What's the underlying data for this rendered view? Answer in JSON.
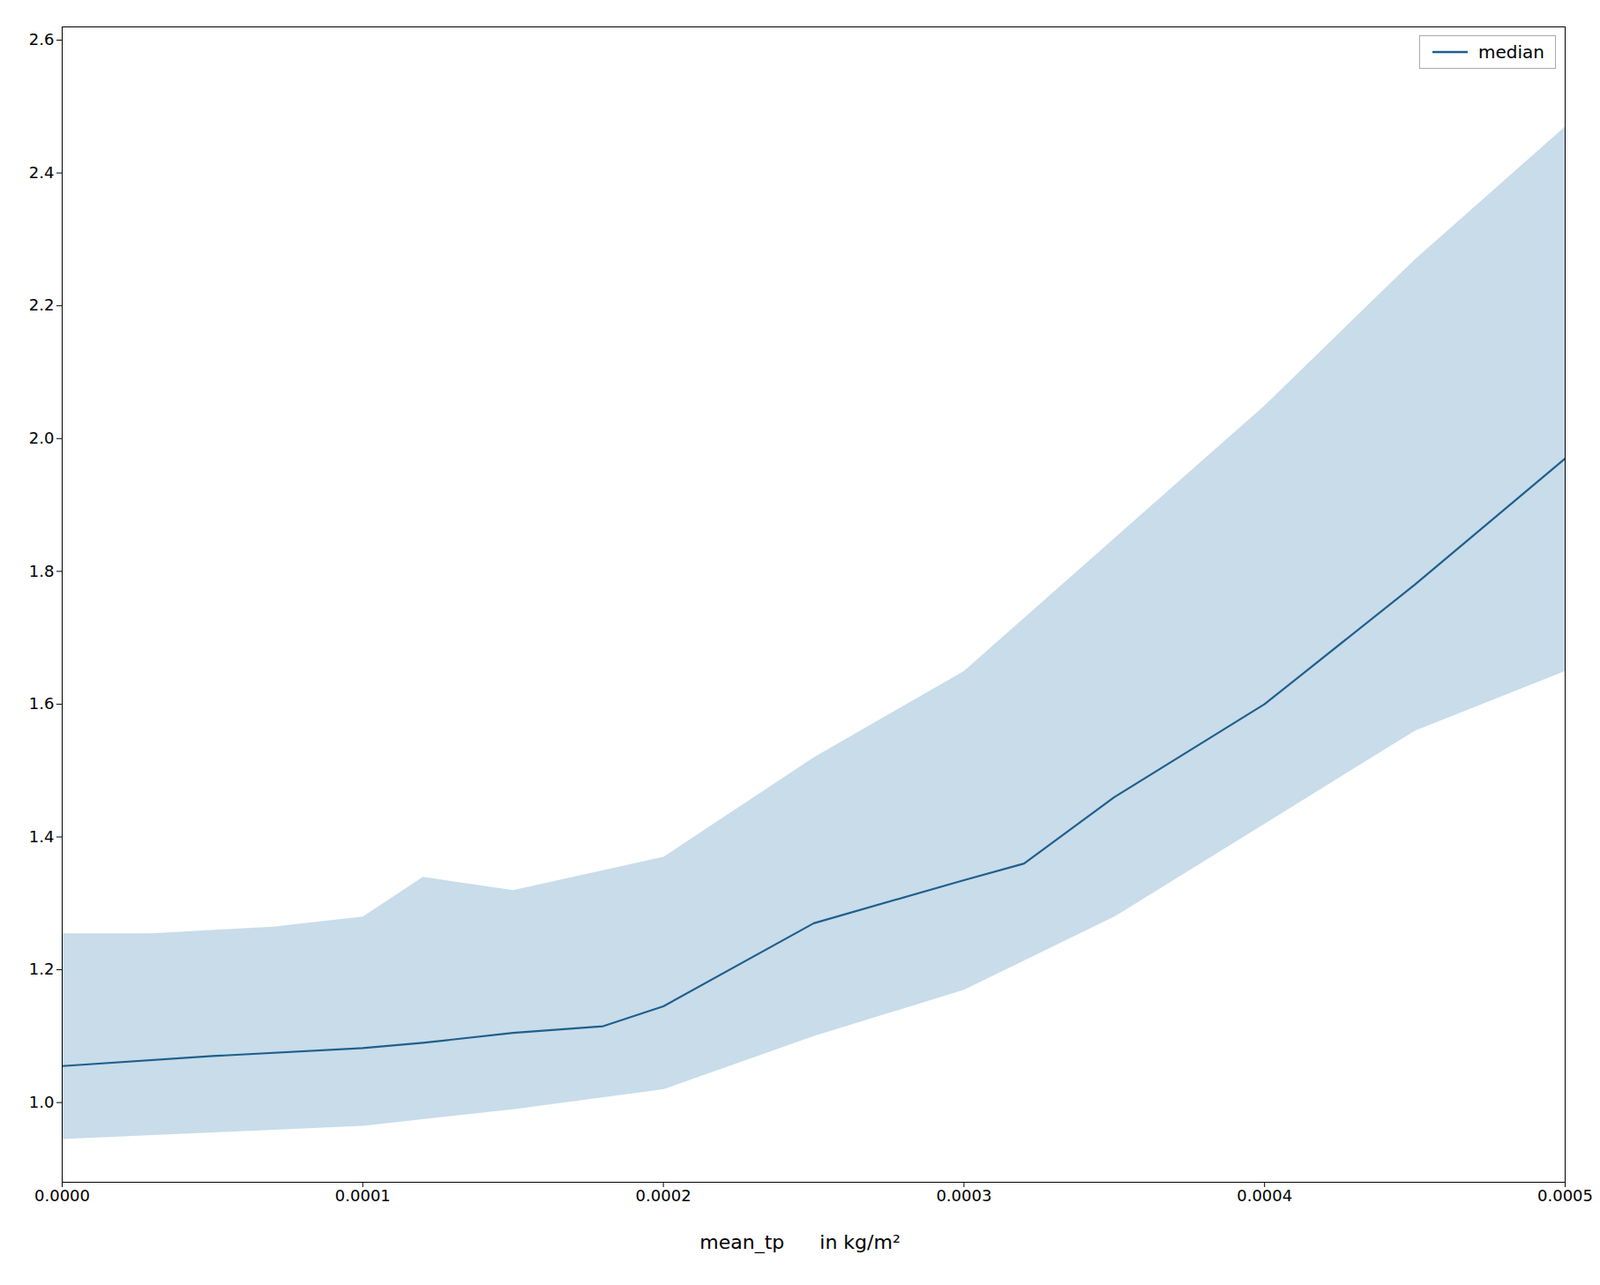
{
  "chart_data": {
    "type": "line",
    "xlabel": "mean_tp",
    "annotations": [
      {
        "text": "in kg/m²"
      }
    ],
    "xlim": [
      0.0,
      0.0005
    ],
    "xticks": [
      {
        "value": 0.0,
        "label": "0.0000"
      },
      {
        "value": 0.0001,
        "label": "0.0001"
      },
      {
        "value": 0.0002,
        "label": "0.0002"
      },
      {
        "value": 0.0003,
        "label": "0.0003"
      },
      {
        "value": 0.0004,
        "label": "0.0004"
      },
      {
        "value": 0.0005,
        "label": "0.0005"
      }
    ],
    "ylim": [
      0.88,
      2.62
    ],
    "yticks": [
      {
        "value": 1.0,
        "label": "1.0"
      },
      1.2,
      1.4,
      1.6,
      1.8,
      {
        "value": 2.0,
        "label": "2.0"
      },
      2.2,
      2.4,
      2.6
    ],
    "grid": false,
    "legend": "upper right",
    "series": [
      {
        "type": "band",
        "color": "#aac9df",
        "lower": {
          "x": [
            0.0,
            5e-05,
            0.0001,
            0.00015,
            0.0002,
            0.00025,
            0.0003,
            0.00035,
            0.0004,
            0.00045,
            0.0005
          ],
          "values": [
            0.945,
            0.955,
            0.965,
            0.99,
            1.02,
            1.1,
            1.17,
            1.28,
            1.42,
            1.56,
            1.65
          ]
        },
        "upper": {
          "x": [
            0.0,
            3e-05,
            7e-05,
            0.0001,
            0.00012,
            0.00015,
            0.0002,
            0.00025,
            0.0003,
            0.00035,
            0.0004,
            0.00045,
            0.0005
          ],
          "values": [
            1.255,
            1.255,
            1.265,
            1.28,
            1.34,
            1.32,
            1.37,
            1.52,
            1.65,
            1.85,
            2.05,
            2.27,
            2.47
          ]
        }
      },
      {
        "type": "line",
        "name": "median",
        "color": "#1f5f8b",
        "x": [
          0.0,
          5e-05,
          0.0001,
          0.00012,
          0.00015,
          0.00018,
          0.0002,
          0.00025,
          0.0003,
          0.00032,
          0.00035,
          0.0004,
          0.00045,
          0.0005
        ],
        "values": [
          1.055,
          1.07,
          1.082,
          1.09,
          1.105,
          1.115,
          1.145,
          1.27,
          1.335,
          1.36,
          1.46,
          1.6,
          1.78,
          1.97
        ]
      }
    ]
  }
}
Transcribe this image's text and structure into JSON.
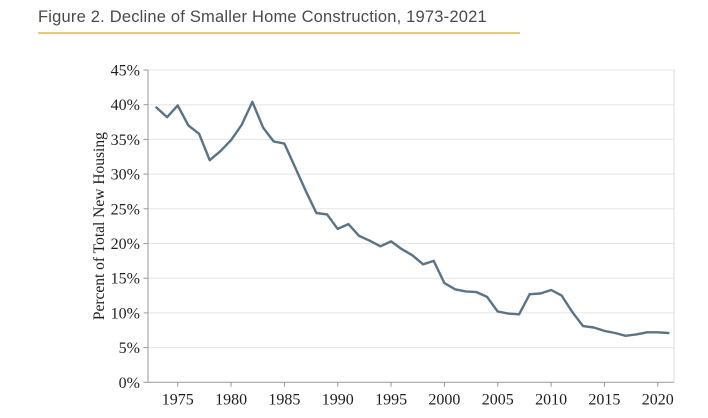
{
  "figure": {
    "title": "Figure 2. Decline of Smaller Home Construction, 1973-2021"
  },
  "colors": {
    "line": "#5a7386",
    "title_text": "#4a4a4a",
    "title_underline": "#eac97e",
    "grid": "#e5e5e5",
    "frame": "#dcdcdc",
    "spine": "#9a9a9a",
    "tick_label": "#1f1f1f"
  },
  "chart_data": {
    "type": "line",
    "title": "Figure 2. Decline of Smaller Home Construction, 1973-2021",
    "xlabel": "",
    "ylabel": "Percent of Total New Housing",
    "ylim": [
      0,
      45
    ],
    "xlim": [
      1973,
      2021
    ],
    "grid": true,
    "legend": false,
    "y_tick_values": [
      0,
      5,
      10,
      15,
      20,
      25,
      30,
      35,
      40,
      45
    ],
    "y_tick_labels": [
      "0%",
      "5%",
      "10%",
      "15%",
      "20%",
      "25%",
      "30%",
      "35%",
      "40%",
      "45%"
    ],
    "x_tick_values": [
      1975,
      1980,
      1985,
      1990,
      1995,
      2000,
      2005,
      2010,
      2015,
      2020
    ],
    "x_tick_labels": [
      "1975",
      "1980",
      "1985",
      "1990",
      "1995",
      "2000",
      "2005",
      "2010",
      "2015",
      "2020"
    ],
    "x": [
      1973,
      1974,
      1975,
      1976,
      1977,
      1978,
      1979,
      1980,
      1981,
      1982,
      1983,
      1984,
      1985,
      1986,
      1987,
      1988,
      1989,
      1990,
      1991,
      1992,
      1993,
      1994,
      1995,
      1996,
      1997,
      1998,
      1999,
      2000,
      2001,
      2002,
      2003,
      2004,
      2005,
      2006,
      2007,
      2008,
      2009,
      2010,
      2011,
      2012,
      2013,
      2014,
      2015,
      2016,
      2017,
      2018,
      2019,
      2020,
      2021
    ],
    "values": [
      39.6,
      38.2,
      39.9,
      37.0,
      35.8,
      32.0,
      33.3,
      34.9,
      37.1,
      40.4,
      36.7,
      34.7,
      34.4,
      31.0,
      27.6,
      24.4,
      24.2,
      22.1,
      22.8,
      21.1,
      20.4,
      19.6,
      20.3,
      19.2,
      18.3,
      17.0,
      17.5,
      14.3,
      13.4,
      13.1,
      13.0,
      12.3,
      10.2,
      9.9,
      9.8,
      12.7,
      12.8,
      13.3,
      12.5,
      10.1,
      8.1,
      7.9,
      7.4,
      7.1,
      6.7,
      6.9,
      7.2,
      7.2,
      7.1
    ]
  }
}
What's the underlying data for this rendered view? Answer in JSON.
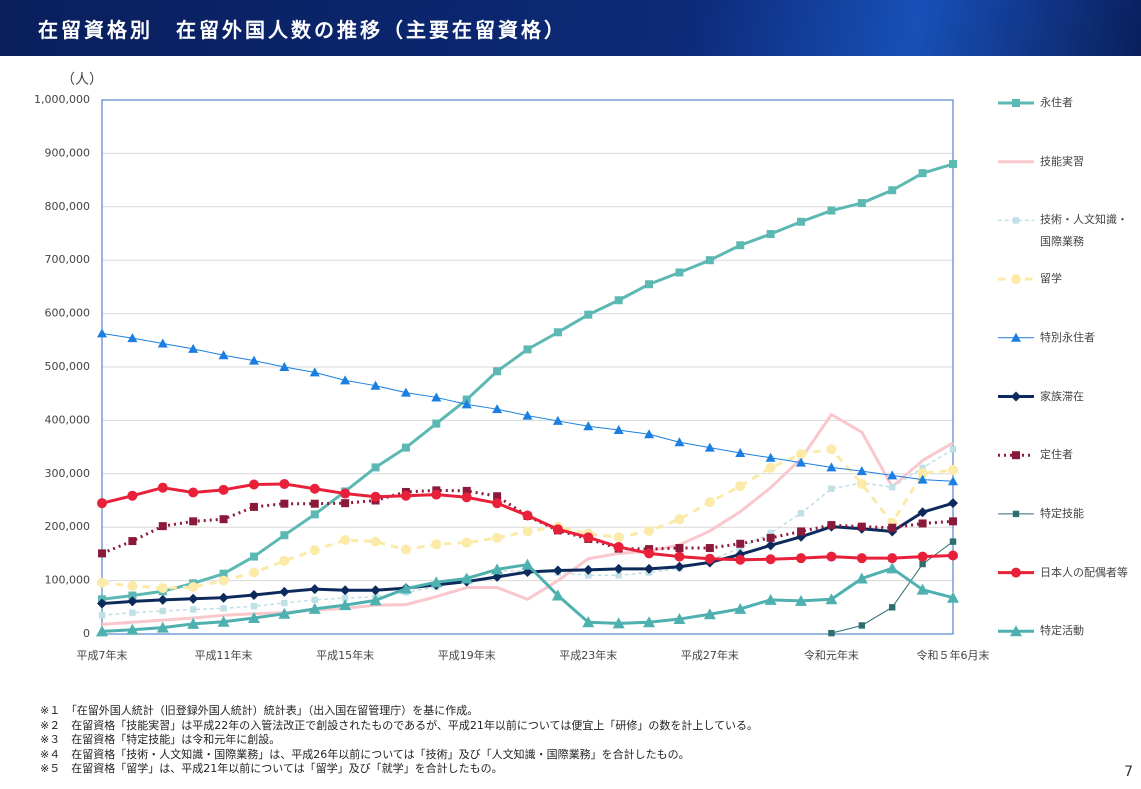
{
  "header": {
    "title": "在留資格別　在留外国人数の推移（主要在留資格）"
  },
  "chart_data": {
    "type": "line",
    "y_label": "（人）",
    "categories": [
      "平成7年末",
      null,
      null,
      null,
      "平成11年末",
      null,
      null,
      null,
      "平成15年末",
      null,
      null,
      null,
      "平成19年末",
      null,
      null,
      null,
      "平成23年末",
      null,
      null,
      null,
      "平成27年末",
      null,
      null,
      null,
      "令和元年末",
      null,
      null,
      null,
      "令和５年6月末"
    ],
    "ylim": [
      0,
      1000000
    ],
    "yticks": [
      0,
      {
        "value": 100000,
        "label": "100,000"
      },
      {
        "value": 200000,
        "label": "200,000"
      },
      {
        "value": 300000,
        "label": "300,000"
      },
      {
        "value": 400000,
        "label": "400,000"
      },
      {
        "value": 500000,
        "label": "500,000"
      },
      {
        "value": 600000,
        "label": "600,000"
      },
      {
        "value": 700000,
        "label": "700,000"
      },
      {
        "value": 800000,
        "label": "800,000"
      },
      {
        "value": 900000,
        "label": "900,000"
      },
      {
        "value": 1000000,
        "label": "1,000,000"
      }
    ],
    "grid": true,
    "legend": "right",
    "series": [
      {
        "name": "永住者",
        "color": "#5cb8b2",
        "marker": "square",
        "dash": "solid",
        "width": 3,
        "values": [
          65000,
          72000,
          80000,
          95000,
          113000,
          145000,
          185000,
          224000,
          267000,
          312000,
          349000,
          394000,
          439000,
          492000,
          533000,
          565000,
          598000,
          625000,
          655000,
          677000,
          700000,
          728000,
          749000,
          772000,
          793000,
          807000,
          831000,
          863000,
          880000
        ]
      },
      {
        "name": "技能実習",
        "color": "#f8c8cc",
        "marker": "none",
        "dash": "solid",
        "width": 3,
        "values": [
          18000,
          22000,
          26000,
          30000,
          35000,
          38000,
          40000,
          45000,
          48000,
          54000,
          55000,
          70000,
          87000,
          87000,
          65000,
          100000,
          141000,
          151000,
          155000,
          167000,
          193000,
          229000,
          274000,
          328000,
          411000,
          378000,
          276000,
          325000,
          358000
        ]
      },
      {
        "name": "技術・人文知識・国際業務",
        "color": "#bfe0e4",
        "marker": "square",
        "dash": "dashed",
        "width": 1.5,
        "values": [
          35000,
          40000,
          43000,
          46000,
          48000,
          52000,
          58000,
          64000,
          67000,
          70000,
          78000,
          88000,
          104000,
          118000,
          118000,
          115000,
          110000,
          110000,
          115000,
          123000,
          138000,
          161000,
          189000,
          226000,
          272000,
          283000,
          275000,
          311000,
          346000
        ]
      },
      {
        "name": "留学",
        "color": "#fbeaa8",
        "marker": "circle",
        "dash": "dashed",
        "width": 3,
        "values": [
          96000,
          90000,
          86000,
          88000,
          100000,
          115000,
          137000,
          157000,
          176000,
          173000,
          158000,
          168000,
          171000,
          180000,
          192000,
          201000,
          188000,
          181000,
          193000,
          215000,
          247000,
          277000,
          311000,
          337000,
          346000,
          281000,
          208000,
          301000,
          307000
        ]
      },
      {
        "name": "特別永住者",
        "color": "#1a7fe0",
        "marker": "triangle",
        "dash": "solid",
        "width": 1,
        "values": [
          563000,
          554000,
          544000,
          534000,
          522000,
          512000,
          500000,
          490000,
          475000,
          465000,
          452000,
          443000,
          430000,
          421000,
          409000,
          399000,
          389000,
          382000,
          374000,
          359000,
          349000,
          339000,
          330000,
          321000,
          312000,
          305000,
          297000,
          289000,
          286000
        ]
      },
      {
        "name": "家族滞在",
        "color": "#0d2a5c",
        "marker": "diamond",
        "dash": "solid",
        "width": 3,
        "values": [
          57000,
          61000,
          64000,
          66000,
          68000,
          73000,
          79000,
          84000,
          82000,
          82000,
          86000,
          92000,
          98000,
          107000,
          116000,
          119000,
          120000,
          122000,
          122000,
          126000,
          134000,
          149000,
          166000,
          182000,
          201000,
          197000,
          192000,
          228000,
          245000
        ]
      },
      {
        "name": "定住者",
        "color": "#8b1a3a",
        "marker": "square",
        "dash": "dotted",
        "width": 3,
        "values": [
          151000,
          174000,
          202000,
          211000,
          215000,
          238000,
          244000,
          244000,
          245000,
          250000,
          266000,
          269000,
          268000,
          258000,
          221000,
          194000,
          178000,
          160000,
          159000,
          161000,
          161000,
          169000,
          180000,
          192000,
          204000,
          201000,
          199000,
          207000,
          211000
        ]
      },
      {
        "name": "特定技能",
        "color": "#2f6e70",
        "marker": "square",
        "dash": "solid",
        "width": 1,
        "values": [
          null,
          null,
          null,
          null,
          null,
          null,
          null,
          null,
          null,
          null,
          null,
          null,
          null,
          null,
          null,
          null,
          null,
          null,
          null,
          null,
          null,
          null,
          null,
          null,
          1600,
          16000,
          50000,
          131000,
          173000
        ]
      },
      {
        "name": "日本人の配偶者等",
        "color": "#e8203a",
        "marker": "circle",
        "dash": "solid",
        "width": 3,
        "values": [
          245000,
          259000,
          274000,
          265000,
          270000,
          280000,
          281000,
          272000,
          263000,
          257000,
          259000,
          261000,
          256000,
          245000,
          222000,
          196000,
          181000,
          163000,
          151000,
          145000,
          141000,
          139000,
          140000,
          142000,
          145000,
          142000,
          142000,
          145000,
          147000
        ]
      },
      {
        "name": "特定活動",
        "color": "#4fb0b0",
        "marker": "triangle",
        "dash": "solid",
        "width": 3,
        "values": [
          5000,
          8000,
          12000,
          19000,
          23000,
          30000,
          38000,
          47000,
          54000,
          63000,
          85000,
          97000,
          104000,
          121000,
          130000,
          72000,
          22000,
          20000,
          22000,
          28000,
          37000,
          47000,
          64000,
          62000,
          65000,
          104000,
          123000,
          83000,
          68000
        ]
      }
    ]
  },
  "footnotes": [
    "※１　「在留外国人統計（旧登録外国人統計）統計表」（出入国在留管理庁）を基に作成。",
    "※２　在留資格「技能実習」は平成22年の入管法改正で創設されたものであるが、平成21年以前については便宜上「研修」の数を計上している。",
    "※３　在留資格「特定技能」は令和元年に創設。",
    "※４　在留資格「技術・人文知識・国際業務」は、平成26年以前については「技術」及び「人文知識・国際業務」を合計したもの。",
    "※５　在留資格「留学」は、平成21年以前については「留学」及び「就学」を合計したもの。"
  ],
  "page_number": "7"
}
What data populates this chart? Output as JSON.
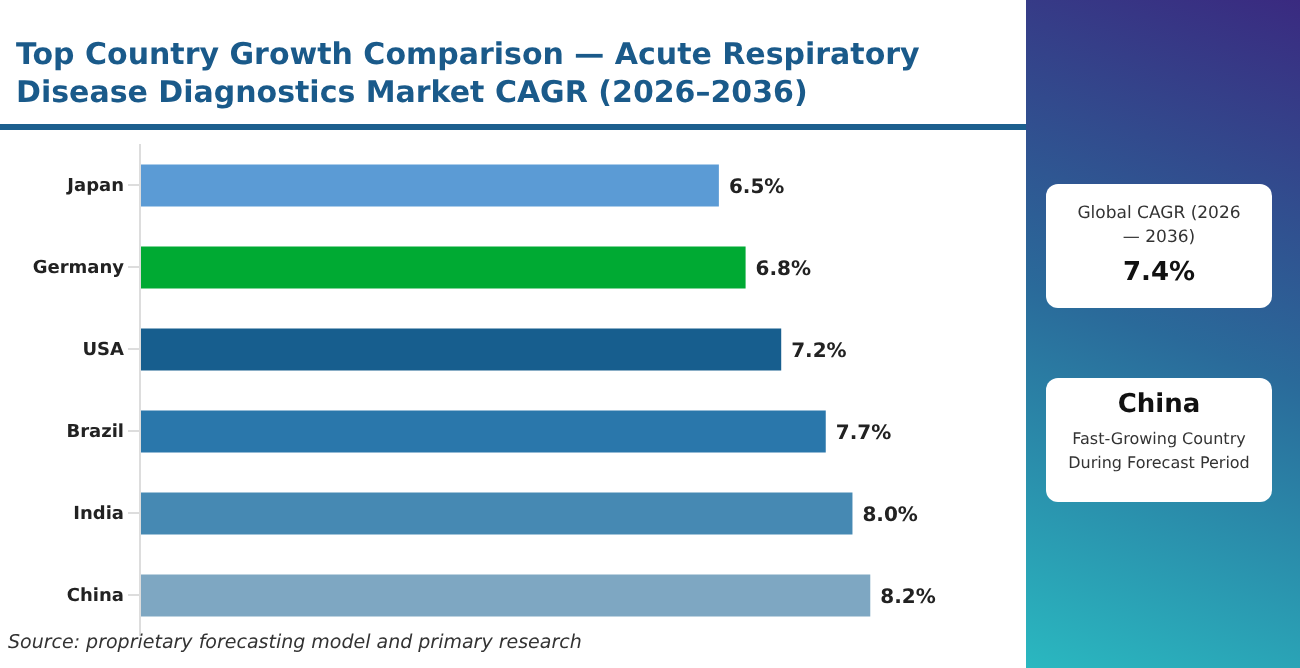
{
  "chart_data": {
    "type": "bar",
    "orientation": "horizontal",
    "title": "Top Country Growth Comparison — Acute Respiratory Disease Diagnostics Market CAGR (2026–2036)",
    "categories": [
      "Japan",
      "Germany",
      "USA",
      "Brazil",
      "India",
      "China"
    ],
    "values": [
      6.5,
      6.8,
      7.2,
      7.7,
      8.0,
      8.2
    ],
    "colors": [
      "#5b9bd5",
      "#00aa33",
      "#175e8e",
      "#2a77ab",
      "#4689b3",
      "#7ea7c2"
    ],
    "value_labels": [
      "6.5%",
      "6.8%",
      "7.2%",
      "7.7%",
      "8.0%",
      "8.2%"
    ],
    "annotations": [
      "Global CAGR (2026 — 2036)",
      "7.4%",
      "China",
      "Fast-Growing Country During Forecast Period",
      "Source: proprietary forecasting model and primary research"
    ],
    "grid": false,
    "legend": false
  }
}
━━━━━━━━━━━━━━━━━━━━━━━━━━━━━━
## EXERCISE AIM
Sift through the entries and copy every line with "CAGR".

## TASK RESULT
    "title": "Top Country Growth Comparison — Acute Respiratory Disease Diagnostics Market CAGR (2026–2036)",
      "Global CAGR (2026 — 2036)",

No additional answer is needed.